Extract every record, keeping each one exactly as it is.

Data entries
☆ ☆ ☆
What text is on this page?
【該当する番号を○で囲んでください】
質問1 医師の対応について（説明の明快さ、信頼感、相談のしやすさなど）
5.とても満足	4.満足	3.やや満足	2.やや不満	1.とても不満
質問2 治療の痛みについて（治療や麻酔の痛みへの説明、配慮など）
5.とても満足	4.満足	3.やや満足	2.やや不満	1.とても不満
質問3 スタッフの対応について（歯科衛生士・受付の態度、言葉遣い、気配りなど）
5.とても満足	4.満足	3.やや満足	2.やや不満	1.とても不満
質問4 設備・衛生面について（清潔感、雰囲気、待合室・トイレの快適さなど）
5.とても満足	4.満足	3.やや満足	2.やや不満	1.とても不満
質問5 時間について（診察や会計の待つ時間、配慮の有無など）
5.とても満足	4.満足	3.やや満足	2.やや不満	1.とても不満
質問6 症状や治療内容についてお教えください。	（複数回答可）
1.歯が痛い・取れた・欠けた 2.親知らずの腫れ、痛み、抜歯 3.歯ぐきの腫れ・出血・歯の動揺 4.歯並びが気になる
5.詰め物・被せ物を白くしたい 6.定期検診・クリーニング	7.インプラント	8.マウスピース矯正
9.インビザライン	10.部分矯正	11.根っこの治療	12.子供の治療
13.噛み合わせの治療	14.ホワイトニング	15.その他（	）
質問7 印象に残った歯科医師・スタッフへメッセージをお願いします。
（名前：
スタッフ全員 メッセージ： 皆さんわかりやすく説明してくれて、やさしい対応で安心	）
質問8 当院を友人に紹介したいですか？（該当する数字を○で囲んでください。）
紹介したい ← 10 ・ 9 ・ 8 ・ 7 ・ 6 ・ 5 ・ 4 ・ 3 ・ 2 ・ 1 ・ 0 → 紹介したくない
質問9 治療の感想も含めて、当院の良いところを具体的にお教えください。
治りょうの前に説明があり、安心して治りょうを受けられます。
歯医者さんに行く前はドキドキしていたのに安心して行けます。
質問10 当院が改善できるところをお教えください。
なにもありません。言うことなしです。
☆ ☆ ☆
■ **Solution to the problem**
What text is on this page?
【該当する番号を○で囲んでください】
質問1 医師の対応について（説明の明快さ、信頼感、相談のしやすさなど）
5.とても満足	4.満足	3.やや満足	2.やや不満	1.とても不満
質問2 治療の痛みについて（治療や麻酔の痛みへの説明、配慮など）
5.とても満足	4.満足	3.やや満足	2.やや不満	1.とても不満
質問3 スタッフの対応について（歯科衛生士・受付の態度、言葉遣い、気配りなど）
5.とても満足	4.満足	3.やや満足	2.やや不満	1.とても不満
質問4 設備・衛生面について（清潔感、雰囲気、待合室・トイレの快適さなど）
5.とても満足	4.満足	3.やや満足	2.やや不満	1.とても不満
質問5 時間について（診察や会計の待つ時間、配慮の有無など）
5.とても満足	4.満足	3.やや満足	2.やや不満	1.とても不満
質問6 症状や治療内容についてお教えください。	（複数回答可）
1.歯が痛い・取れた・欠けた 2.親知らずの腫れ、痛み、抜歯 3.歯ぐきの腫れ・出血・歯の動揺 4.歯並びが気になる
5.詰め物・被せ物を白くしたい 6.定期検診・クリーニング	7.インプラント	8.マウスピース矯正
9.インビザライン	10.部分矯正	11.根っこの治療	12.子供の治療
13.噛み合わせの治療	14.ホワイトニング	15.その他（	）
質問7 印象に残った歯科医師・スタッフへメッセージをお願いします。
（名前：
スタッフ全員 メッセージ： 皆さんわかりやすく説明してくれて、やさしい対応で安心	）
質問8 当院を友人に紹介したいですか？（該当する数字を○で囲んでください。）
紹介したい ← 10 ・ 9 ・ 8 ・ 7 ・ 6 ・ 5 ・ 4 ・ 3 ・ 2 ・ 1 ・ 0 → 紹介したくない
質問9 治療の感想も含めて、当院の良いところを具体的にお教えください。
治りょうの前に説明があり、安心して治りょうを受けられます。
歯医者さんに行く前はドキドキしていたのに安心して行けます。
質問10 当院が改善できるところをお教えください。
なにもありません。言うことなしです。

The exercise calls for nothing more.